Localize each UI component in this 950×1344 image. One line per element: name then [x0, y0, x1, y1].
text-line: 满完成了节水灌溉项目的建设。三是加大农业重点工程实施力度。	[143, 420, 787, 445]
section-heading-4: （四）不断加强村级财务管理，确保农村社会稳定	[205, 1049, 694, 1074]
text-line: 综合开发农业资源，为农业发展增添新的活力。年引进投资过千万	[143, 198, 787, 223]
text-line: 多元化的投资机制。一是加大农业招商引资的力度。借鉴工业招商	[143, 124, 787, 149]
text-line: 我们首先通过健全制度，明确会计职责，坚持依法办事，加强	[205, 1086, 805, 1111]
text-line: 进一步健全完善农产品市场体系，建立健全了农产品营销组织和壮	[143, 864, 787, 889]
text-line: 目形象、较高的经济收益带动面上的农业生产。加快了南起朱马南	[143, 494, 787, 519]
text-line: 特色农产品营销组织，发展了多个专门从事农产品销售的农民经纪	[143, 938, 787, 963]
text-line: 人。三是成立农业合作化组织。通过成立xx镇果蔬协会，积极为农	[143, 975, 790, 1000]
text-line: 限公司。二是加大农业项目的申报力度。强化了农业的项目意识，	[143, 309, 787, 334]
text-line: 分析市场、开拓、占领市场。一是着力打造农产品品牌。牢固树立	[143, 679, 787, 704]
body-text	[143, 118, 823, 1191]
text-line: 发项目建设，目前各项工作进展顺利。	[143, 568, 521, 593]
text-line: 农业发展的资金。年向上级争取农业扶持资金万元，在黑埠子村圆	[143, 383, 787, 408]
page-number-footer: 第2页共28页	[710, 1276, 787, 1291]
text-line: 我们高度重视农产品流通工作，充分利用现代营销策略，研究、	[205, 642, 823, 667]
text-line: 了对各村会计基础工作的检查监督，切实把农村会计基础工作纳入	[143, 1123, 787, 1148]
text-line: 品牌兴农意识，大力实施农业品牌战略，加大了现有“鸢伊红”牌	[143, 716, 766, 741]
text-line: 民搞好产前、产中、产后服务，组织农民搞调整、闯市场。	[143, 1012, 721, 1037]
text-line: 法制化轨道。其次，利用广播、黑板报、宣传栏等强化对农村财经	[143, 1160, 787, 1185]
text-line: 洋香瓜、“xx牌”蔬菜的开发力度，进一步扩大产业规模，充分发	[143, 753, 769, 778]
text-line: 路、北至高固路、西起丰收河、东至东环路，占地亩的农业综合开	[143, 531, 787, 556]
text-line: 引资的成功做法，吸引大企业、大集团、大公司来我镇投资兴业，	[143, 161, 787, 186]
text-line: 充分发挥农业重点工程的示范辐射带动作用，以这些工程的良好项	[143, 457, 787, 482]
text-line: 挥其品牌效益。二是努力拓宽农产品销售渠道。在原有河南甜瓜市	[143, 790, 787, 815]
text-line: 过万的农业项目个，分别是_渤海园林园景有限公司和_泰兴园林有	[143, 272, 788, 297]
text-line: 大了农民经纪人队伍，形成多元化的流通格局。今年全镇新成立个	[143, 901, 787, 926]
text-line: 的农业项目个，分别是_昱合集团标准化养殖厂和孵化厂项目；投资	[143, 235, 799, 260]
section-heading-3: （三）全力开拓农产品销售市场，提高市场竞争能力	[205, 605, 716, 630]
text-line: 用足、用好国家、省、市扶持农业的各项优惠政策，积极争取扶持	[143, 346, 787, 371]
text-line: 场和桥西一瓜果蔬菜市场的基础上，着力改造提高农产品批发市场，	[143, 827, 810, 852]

################

*What is required*
How many lines of the data above contain the string "section"? Reply with the number only.

*Correct output*
2